** Start of RECORD EXTRACTS **

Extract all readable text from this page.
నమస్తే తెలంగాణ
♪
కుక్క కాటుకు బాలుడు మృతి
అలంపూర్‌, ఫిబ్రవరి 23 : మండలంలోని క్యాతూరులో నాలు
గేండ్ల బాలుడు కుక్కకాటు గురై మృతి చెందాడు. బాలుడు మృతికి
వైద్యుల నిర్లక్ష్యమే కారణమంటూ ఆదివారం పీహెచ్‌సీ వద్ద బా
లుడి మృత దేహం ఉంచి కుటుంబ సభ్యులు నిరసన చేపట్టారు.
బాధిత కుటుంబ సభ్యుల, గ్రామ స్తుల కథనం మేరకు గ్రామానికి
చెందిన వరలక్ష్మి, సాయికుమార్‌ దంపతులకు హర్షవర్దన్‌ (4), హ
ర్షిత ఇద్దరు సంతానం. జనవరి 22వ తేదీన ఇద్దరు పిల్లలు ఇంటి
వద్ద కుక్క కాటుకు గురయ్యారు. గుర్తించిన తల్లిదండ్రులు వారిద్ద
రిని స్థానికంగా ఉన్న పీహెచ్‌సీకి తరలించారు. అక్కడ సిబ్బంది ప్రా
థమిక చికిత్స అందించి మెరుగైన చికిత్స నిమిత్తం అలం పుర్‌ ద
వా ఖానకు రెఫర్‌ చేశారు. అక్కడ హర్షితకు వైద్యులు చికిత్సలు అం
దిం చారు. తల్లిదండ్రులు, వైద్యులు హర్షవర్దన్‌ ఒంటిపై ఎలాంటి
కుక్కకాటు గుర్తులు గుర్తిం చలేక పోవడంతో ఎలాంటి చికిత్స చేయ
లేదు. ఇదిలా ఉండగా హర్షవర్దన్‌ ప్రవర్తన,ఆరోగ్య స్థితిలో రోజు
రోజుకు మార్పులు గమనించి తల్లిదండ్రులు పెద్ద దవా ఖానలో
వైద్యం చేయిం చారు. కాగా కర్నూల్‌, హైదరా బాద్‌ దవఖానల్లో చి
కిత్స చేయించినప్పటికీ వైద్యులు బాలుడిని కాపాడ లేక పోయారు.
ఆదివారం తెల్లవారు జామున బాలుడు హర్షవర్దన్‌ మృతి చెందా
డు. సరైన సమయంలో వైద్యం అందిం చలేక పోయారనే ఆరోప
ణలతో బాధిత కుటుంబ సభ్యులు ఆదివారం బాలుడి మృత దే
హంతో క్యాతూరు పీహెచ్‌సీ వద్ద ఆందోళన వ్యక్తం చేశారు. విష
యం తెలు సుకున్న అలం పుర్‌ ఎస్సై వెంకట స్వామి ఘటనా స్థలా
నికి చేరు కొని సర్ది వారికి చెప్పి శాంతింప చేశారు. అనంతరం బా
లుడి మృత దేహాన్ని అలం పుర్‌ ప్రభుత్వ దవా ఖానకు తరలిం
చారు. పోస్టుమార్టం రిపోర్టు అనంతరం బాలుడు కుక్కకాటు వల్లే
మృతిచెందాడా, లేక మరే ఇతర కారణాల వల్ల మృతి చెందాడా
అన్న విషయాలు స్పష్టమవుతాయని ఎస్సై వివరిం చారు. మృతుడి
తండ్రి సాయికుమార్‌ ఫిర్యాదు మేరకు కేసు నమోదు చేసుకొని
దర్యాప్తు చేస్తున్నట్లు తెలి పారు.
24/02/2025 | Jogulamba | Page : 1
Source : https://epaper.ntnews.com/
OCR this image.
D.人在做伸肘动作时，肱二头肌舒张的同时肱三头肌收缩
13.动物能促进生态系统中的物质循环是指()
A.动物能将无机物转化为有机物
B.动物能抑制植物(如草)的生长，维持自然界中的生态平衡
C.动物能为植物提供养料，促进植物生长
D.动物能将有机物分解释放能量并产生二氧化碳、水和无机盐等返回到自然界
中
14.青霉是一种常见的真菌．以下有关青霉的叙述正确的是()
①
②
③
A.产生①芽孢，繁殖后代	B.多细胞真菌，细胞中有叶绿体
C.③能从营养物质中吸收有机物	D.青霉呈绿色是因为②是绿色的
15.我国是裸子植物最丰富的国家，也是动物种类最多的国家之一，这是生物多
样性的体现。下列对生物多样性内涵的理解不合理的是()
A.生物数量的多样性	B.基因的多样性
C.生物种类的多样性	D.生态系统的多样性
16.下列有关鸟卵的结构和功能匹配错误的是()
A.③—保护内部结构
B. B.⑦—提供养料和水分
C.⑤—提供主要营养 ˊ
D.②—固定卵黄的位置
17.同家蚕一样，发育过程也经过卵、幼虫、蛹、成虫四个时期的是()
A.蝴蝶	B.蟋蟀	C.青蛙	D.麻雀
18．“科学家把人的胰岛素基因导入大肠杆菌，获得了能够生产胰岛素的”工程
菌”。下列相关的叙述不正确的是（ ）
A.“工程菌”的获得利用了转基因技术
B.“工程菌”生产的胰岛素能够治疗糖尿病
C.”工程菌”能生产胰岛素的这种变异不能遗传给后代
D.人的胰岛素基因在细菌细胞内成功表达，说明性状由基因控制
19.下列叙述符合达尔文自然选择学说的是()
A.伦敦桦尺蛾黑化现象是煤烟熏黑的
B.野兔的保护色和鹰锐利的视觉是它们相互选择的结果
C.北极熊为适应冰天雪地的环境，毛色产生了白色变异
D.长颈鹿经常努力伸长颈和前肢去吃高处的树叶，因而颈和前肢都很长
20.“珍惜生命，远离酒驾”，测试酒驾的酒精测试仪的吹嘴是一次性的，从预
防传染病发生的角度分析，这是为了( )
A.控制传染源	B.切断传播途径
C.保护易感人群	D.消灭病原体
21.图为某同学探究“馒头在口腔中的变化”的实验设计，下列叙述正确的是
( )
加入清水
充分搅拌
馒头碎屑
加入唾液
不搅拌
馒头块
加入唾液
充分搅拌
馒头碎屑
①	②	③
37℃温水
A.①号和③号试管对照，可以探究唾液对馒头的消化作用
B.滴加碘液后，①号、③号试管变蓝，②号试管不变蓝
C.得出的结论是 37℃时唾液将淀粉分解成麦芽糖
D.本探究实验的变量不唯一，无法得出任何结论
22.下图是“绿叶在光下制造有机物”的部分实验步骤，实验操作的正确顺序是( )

** End of RECORD EXTRACTS **

EXERCISE DIRECTIONS:
Copy out the full set of records precisely, leaving nothing out.

RESULT:
Extract all readable text from this page.
నమస్తే తెలంగాణ
♪
కుక్క కాటుకు బాలుడు మృతి
అలంపూర్‌, ఫిబ్రవరి 23 : మండలంలోని క్యాతూరులో నాలు
గేండ్ల బాలుడు కుక్కకాటు గురై మృతి చెందాడు. బాలుడు మృతికి
వైద్యుల నిర్లక్ష్యమే కారణమంటూ ఆదివారం పీహెచ్‌సీ వద్ద బా
లుడి మృత దేహం ఉంచి కుటుంబ సభ్యులు నిరసన చేపట్టారు.
బాధిత కుటుంబ సభ్యుల, గ్రామ స్తుల కథనం మేరకు గ్రామానికి
చెందిన వరలక్ష్మి, సాయికుమార్‌ దంపతులకు హర్షవర్దన్‌ (4), హ
ర్షిత ఇద్దరు సంతానం. జనవరి 22వ తేదీన ఇద్దరు పిల్లలు ఇంటి
వద్ద కుక్క కాటుకు గురయ్యారు. గుర్తించిన తల్లిదండ్రులు వారిద్ద
రిని స్థానికంగా ఉన్న పీహెచ్‌సీకి తరలించారు. అక్కడ సిబ్బంది ప్రా
థమిక చికిత్స అందించి మెరుగైన చికిత్స నిమిత్తం అలం పుర్‌ ద
వా ఖానకు రెఫర్‌ చేశారు. అక్కడ హర్షితకు వైద్యులు చికిత్సలు అం
దిం చారు. తల్లిదండ్రులు, వైద్యులు హర్షవర్దన్‌ ఒంటిపై ఎలాంటి
కుక్కకాటు గుర్తులు గుర్తిం చలేక పోవడంతో ఎలాంటి చికిత్స చేయ
లేదు. ఇదిలా ఉండగా హర్షవర్దన్‌ ప్రవర్తన,ఆరోగ్య స్థితిలో రోజు
రోజుకు మార్పులు గమనించి తల్లిదండ్రులు పెద్ద దవా ఖానలో
వైద్యం చేయిం చారు. కాగా కర్నూల్‌, హైదరా బాద్‌ దవఖానల్లో చి
కిత్స చేయించినప్పటికీ వైద్యులు బాలుడిని కాపాడ లేక పోయారు.
ఆదివారం తెల్లవారు జామున బాలుడు హర్షవర్దన్‌ మృతి చెందా
డు. సరైన సమయంలో వైద్యం అందిం చలేక పోయారనే ఆరోప
ణలతో బాధిత కుటుంబ సభ్యులు ఆదివారం బాలుడి మృత దే
హంతో క్యాతూరు పీహెచ్‌సీ వద్ద ఆందోళన వ్యక్తం చేశారు. విష
యం తెలు సుకున్న అలం పుర్‌ ఎస్సై వెంకట స్వామి ఘటనా స్థలా
నికి చేరు కొని సర్ది వారికి చెప్పి శాంతింప చేశారు. అనంతరం బా
లుడి మృత దేహాన్ని అలం పుర్‌ ప్రభుత్వ దవా ఖానకు తరలిం
చారు. పోస్టుమార్టం రిపోర్టు అనంతరం బాలుడు కుక్కకాటు వల్లే
మృతిచెందాడా, లేక మరే ఇతర కారణాల వల్ల మృతి చెందాడా
అన్న విషయాలు స్పష్టమవుతాయని ఎస్సై వివరిం చారు. మృతుడి
తండ్రి సాయికుమార్‌ ఫిర్యాదు మేరకు కేసు నమోదు చేసుకొని
దర్యాప్తు చేస్తున్నట్లు తెలి పారు.
24/02/2025 | Jogulamba | Page : 1
Source : https://epaper.ntnews.com/
OCR this image.
D.人在做伸肘动作时，肱二头肌舒张的同时肱三头肌收缩
13.动物能促进生态系统中的物质循环是指()
A.动物能将无机物转化为有机物
B.动物能抑制植物(如草)的生长，维持自然界中的生态平衡
C.动物能为植物提供养料，促进植物生长
D.动物能将有机物分解释放能量并产生二氧化碳、水和无机盐等返回到自然界
中
14.青霉是一种常见的真菌．以下有关青霉的叙述正确的是()
①
②
③
A.产生①芽孢，繁殖后代	B.多细胞真菌，细胞中有叶绿体
C.③能从营养物质中吸收有机物	D.青霉呈绿色是因为②是绿色的
15.我国是裸子植物最丰富的国家，也是动物种类最多的国家之一，这是生物多
样性的体现。下列对生物多样性内涵的理解不合理的是()
A.生物数量的多样性	B.基因的多样性
C.生物种类的多样性	D.生态系统的多样性
16.下列有关鸟卵的结构和功能匹配错误的是()
A.③—保护内部结构
B. B.⑦—提供养料和水分
C.⑤—提供主要营养 ˊ
D.②—固定卵黄的位置
17.同家蚕一样，发育过程也经过卵、幼虫、蛹、成虫四个时期的是()
A.蝴蝶	B.蟋蟀	C.青蛙	D.麻雀
18．“科学家把人的胰岛素基因导入大肠杆菌，获得了能够生产胰岛素的”工程
菌”。下列相关的叙述不正确的是（ ）
A.“工程菌”的获得利用了转基因技术
B.“工程菌”生产的胰岛素能够治疗糖尿病
C.”工程菌”能生产胰岛素的这种变异不能遗传给后代
D.人的胰岛素基因在细菌细胞内成功表达，说明性状由基因控制
19.下列叙述符合达尔文自然选择学说的是()
A.伦敦桦尺蛾黑化现象是煤烟熏黑的
B.野兔的保护色和鹰锐利的视觉是它们相互选择的结果
C.北极熊为适应冰天雪地的环境，毛色产生了白色变异
D.长颈鹿经常努力伸长颈和前肢去吃高处的树叶，因而颈和前肢都很长
20.“珍惜生命，远离酒驾”，测试酒驾的酒精测试仪的吹嘴是一次性的，从预
防传染病发生的角度分析，这是为了( )
A.控制传染源	B.切断传播途径
C.保护易感人群	D.消灭病原体
21.图为某同学探究“馒头在口腔中的变化”的实验设计，下列叙述正确的是
( )
加入清水
充分搅拌
馒头碎屑
加入唾液
不搅拌
馒头块
加入唾液
充分搅拌
馒头碎屑
①	②	③
37℃温水
A.①号和③号试管对照，可以探究唾液对馒头的消化作用
B.滴加碘液后，①号、③号试管变蓝，②号试管不变蓝
C.得出的结论是 37℃时唾液将淀粉分解成麦芽糖
D.本探究实验的变量不唯一，无法得出任何结论
22.下图是“绿叶在光下制造有机物”的部分实验步骤，实验操作的正确顺序是( )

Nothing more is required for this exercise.